Start RECORDS SHOWN
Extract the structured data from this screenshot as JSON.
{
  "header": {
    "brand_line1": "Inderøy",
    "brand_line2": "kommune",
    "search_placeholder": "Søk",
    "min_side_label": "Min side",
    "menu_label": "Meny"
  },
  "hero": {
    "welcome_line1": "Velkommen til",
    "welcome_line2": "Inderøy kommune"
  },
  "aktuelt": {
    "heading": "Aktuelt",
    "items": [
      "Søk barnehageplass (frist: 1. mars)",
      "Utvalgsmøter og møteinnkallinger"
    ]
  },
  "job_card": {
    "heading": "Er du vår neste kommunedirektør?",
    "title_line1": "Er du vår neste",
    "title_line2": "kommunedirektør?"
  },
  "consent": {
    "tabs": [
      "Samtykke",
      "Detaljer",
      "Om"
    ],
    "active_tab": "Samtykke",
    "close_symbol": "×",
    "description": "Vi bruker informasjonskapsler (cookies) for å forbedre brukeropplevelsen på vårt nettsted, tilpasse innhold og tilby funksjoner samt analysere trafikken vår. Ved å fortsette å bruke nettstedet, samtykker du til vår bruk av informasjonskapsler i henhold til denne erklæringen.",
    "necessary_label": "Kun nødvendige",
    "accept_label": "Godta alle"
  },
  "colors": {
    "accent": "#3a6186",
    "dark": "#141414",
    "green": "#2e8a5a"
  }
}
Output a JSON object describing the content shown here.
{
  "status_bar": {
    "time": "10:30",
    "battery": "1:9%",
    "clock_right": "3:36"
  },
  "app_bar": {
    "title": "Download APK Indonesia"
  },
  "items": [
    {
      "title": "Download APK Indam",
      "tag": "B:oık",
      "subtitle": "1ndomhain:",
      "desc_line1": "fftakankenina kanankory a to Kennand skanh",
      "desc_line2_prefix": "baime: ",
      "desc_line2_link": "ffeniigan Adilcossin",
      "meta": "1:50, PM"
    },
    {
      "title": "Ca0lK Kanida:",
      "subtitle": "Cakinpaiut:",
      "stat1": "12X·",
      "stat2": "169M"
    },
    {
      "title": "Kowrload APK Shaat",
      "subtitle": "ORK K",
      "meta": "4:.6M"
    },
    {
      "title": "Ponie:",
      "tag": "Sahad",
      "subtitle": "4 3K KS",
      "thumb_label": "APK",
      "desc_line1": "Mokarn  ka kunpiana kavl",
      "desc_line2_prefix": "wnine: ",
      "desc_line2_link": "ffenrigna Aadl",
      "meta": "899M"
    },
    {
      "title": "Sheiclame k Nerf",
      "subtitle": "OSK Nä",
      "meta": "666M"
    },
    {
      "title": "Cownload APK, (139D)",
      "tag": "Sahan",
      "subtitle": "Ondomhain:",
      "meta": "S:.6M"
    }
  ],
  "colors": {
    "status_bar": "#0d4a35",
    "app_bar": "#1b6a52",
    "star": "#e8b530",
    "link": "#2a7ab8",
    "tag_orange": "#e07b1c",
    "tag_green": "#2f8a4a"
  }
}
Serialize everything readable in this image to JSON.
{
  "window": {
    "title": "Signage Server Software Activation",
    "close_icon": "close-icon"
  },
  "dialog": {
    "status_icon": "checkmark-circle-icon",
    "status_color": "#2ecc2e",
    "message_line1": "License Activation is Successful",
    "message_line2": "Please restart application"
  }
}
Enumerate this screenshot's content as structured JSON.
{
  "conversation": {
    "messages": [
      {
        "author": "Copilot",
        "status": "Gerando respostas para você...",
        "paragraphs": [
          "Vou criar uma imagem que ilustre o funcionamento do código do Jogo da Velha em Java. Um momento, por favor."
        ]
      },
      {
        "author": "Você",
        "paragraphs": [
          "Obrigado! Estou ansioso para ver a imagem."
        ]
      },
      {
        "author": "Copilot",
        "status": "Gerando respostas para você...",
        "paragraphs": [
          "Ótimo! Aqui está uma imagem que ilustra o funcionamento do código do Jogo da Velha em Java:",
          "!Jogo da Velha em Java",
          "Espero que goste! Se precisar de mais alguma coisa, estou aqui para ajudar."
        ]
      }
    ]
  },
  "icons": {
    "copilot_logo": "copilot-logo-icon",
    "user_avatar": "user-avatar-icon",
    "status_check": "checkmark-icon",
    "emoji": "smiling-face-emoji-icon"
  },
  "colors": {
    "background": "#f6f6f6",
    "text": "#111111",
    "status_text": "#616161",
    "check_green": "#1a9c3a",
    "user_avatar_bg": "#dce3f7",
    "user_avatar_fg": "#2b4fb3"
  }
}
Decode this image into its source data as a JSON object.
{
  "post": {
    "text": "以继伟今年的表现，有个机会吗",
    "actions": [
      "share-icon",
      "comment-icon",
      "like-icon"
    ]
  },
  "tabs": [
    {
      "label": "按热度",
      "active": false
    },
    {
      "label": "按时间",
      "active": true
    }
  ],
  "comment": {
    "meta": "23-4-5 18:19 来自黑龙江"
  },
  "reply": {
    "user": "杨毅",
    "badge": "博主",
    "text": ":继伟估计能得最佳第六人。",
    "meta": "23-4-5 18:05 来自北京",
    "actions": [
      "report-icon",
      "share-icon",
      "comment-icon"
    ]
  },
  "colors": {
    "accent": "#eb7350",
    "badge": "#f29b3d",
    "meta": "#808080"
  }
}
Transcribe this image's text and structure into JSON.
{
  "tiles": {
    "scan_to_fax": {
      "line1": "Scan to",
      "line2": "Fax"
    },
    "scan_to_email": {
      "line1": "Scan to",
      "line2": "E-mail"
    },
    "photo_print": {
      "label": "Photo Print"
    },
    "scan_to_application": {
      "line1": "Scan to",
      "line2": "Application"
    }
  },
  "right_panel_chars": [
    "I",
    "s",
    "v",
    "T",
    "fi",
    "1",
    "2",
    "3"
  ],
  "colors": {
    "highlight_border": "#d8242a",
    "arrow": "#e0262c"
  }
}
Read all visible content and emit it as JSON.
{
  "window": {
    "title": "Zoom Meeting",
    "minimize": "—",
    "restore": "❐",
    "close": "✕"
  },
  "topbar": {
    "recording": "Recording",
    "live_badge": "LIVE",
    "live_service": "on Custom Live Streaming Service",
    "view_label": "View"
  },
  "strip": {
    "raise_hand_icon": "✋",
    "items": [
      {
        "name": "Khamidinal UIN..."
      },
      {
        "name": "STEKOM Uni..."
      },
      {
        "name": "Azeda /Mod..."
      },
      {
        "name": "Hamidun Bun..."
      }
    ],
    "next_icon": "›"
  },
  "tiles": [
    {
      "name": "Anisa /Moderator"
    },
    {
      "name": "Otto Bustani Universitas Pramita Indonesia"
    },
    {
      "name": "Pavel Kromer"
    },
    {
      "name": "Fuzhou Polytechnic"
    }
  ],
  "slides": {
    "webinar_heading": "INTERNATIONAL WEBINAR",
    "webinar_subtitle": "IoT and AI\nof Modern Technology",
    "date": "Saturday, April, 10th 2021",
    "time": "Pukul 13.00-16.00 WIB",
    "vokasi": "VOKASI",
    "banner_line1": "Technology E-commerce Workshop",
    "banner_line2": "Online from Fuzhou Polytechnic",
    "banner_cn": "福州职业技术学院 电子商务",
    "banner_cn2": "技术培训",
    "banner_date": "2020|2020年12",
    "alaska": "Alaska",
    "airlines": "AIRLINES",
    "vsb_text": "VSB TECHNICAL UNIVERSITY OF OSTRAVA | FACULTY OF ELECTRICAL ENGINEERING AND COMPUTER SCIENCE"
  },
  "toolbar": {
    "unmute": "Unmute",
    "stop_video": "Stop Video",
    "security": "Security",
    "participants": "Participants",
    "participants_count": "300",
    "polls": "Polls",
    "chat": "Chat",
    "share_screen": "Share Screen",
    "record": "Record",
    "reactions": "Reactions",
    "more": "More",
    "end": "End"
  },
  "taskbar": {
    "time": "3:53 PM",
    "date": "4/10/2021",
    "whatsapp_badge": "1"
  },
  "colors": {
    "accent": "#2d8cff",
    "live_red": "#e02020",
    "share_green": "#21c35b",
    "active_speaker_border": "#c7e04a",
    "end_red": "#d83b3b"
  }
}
End RECORDS SHOWN
Using the listing, say how many lines include the word "meta", and add nothing else.

## ANSWER IN FULL
8